■ **Task to carry out**
All of the entries must be reproduced exactly, with no images carried over.

(Rows from a dataset)

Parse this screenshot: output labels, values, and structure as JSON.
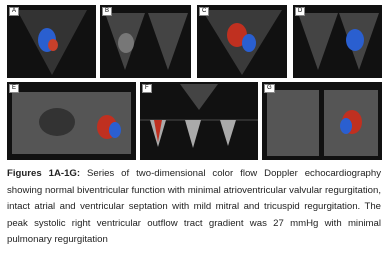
{
  "panels": [
    {
      "label": "A"
    },
    {
      "label": "B"
    },
    {
      "label": "C"
    },
    {
      "label": "D"
    },
    {
      "label": "E"
    },
    {
      "label": "F"
    },
    {
      "label": "G"
    }
  ],
  "caption": {
    "title": "Figures 1A-1G:",
    "text": "Series of two-dimensional color flow Doppler echocardiography showing normal biventricular function with minimal atrioventricular valvular regurgitation, intact atrial and ventricular septation with mild mitral and tricuspid regurgitation. The peak systolic right ventricular outflow tract gradient was 27 mmHg with minimal pulmonary regurgitation"
  }
}
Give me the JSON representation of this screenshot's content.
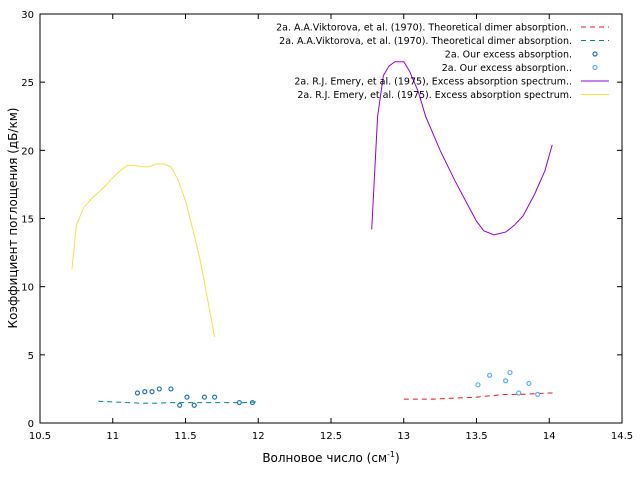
{
  "chart_data": {
    "type": "line",
    "xlabel": "Волновое число (см",
    "xlabel_sup": "-1",
    "xlabel_tail": ")",
    "ylabel": "Коэффициент поглощения (дБ/км)",
    "xlim": [
      10.5,
      14.5
    ],
    "ylim": [
      0,
      30
    ],
    "xticks": [
      10.5,
      11,
      11.5,
      12,
      12.5,
      13,
      13.5,
      14,
      14.5
    ],
    "xtick_labels": [
      "10.5",
      "11",
      "11.5",
      "12",
      "12.5",
      "13",
      "13.5",
      "14",
      "14.5"
    ],
    "yticks": [
      0,
      5,
      10,
      15,
      20,
      25,
      30
    ],
    "ytick_labels": [
      "0",
      "5",
      "10",
      "15",
      "20",
      "25",
      "30"
    ],
    "grid": false,
    "legend_position": "top-right",
    "series": [
      {
        "name": "2a. A.A.Viktorova, et al. (1970).  Theoretical dimer absorption..",
        "style": "dashed",
        "color": "#e41a1c",
        "x": [
          13.0,
          13.2,
          13.4,
          13.5,
          13.6,
          13.7,
          13.8,
          13.9,
          14.0,
          14.05
        ],
        "y": [
          1.75,
          1.75,
          1.85,
          1.9,
          2.0,
          2.1,
          2.1,
          2.15,
          2.2,
          2.2
        ]
      },
      {
        "name": "2a. A.A.Viktorova, et al. (1970). Theoretical dimer absorption.",
        "style": "dashed",
        "color": "#00897b",
        "x": [
          10.9,
          11.0,
          11.1,
          11.2,
          11.3,
          11.4,
          11.5,
          11.6,
          11.7,
          11.8,
          11.9,
          12.0
        ],
        "y": [
          1.6,
          1.55,
          1.5,
          1.45,
          1.45,
          1.5,
          1.5,
          1.5,
          1.5,
          1.5,
          1.5,
          1.55
        ]
      },
      {
        "name": "2a. Our excess absorption.",
        "style": "points",
        "color": "#1f77b4",
        "x": [
          11.17,
          11.22,
          11.27,
          11.32,
          11.4,
          11.46,
          11.51,
          11.56,
          11.63,
          11.7,
          11.87,
          11.96
        ],
        "y": [
          2.2,
          2.3,
          2.3,
          2.5,
          2.5,
          1.3,
          1.9,
          1.3,
          1.9,
          1.9,
          1.5,
          1.5
        ]
      },
      {
        "name": "2a. Our excess absorption..",
        "style": "points",
        "color": "#56b4e9",
        "x": [
          13.51,
          13.59,
          13.7,
          13.73,
          13.79,
          13.86,
          13.92
        ],
        "y": [
          2.8,
          3.5,
          3.1,
          3.7,
          2.2,
          2.9,
          2.1
        ]
      },
      {
        "name": "2a. R.J. Emery, et al. (1975), Excess absorption spectrum..",
        "style": "solid",
        "color": "#9400d3",
        "x": [
          12.78,
          12.82,
          12.86,
          12.9,
          12.94,
          13.0,
          13.04,
          13.1,
          13.15,
          13.25,
          13.35,
          13.45,
          13.5,
          13.55,
          13.62,
          13.7,
          13.76,
          13.82,
          13.9,
          13.97,
          14.02
        ],
        "y": [
          14.2,
          22.5,
          25.5,
          26.2,
          26.5,
          26.5,
          25.8,
          24.3,
          22.5,
          20.0,
          17.8,
          15.8,
          14.8,
          14.1,
          13.8,
          14.0,
          14.5,
          15.2,
          16.8,
          18.5,
          20.4
        ]
      },
      {
        "name": "2a. R.J. Emery, et al. (1975). Excess absorption spectrum.",
        "style": "solid",
        "color": "#f0e442",
        "x": [
          10.72,
          10.75,
          10.8,
          10.85,
          10.9,
          10.95,
          11.0,
          11.05,
          11.1,
          11.15,
          11.2,
          11.25,
          11.3,
          11.35,
          11.4,
          11.45,
          11.5,
          11.55,
          11.6,
          11.65,
          11.7
        ],
        "y": [
          11.3,
          14.5,
          15.8,
          16.4,
          16.9,
          17.4,
          18.0,
          18.5,
          18.9,
          18.9,
          18.8,
          18.8,
          19.0,
          19.0,
          18.8,
          17.8,
          16.3,
          14.2,
          12.0,
          9.2,
          6.3
        ]
      }
    ]
  }
}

■ **Output for this task**
Parse this screenshot: output labels, values, and structure as JSON.
{
  "panels": [
    {
      "label": "A"
    },
    {
      "label": "B"
    },
    {
      "label": "C"
    },
    {
      "label": "D"
    },
    {
      "label": "E"
    },
    {
      "label": "F"
    },
    {
      "label": "G"
    }
  ],
  "caption": {
    "title": "Figures 1A-1G:",
    "text": "Series of two-dimensional color flow Doppler echocardiography showing normal biventricular function with minimal atrioventricular valvular regurgitation, intact atrial and ventricular septation with mild mitral and tricuspid regurgitation. The peak systolic right ventricular outflow tract gradient was 27 mmHg with minimal pulmonary regurgitation"
  }
}
Give me the JSON representation of this screenshot's content.
{
  "chart_data": {
    "type": "line",
    "xlabel": "Волновое число (см",
    "xlabel_sup": "-1",
    "xlabel_tail": ")",
    "ylabel": "Коэффициент поглощения (дБ/км)",
    "xlim": [
      10.5,
      14.5
    ],
    "ylim": [
      0,
      30
    ],
    "xticks": [
      10.5,
      11,
      11.5,
      12,
      12.5,
      13,
      13.5,
      14,
      14.5
    ],
    "xtick_labels": [
      "10.5",
      "11",
      "11.5",
      "12",
      "12.5",
      "13",
      "13.5",
      "14",
      "14.5"
    ],
    "yticks": [
      0,
      5,
      10,
      15,
      20,
      25,
      30
    ],
    "ytick_labels": [
      "0",
      "5",
      "10",
      "15",
      "20",
      "25",
      "30"
    ],
    "grid": false,
    "legend_position": "top-right",
    "series": [
      {
        "name": "2a. A.A.Viktorova, et al. (1970).  Theoretical dimer absorption..",
        "style": "dashed",
        "color": "#e41a1c",
        "x": [
          13.0,
          13.2,
          13.4,
          13.5,
          13.6,
          13.7,
          13.8,
          13.9,
          14.0,
          14.05
        ],
        "y": [
          1.75,
          1.75,
          1.85,
          1.9,
          2.0,
          2.1,
          2.1,
          2.15,
          2.2,
          2.2
        ]
      },
      {
        "name": "2a. A.A.Viktorova, et al. (1970). Theoretical dimer absorption.",
        "style": "dashed",
        "color": "#00897b",
        "x": [
          10.9,
          11.0,
          11.1,
          11.2,
          11.3,
          11.4,
          11.5,
          11.6,
          11.7,
          11.8,
          11.9,
          12.0
        ],
        "y": [
          1.6,
          1.55,
          1.5,
          1.45,
          1.45,
          1.5,
          1.5,
          1.5,
          1.5,
          1.5,
          1.5,
          1.55
        ]
      },
      {
        "name": "2a. Our excess absorption.",
        "style": "points",
        "color": "#1f77b4",
        "x": [
          11.17,
          11.22,
          11.27,
          11.32,
          11.4,
          11.46,
          11.51,
          11.56,
          11.63,
          11.7,
          11.87,
          11.96
        ],
        "y": [
          2.2,
          2.3,
          2.3,
          2.5,
          2.5,
          1.3,
          1.9,
          1.3,
          1.9,
          1.9,
          1.5,
          1.5
        ]
      },
      {
        "name": "2a. Our excess absorption..",
        "style": "points",
        "color": "#56b4e9",
        "x": [
          13.51,
          13.59,
          13.7,
          13.73,
          13.79,
          13.86,
          13.92
        ],
        "y": [
          2.8,
          3.5,
          3.1,
          3.7,
          2.2,
          2.9,
          2.1
        ]
      },
      {
        "name": "2a. R.J. Emery, et al. (1975), Excess absorption spectrum..",
        "style": "solid",
        "color": "#9400d3",
        "x": [
          12.78,
          12.82,
          12.86,
          12.9,
          12.94,
          13.0,
          13.04,
          13.1,
          13.15,
          13.25,
          13.35,
          13.45,
          13.5,
          13.55,
          13.62,
          13.7,
          13.76,
          13.82,
          13.9,
          13.97,
          14.02
        ],
        "y": [
          14.2,
          22.5,
          25.5,
          26.2,
          26.5,
          26.5,
          25.8,
          24.3,
          22.5,
          20.0,
          17.8,
          15.8,
          14.8,
          14.1,
          13.8,
          14.0,
          14.5,
          15.2,
          16.8,
          18.5,
          20.4
        ]
      },
      {
        "name": "2a. R.J. Emery, et al. (1975). Excess absorption spectrum.",
        "style": "solid",
        "color": "#f0e442",
        "x": [
          10.72,
          10.75,
          10.8,
          10.85,
          10.9,
          10.95,
          11.0,
          11.05,
          11.1,
          11.15,
          11.2,
          11.25,
          11.3,
          11.35,
          11.4,
          11.45,
          11.5,
          11.55,
          11.6,
          11.65,
          11.7
        ],
        "y": [
          11.3,
          14.5,
          15.8,
          16.4,
          16.9,
          17.4,
          18.0,
          18.5,
          18.9,
          18.9,
          18.8,
          18.8,
          19.0,
          19.0,
          18.8,
          17.8,
          16.3,
          14.2,
          12.0,
          9.2,
          6.3
        ]
      }
    ]
  }
}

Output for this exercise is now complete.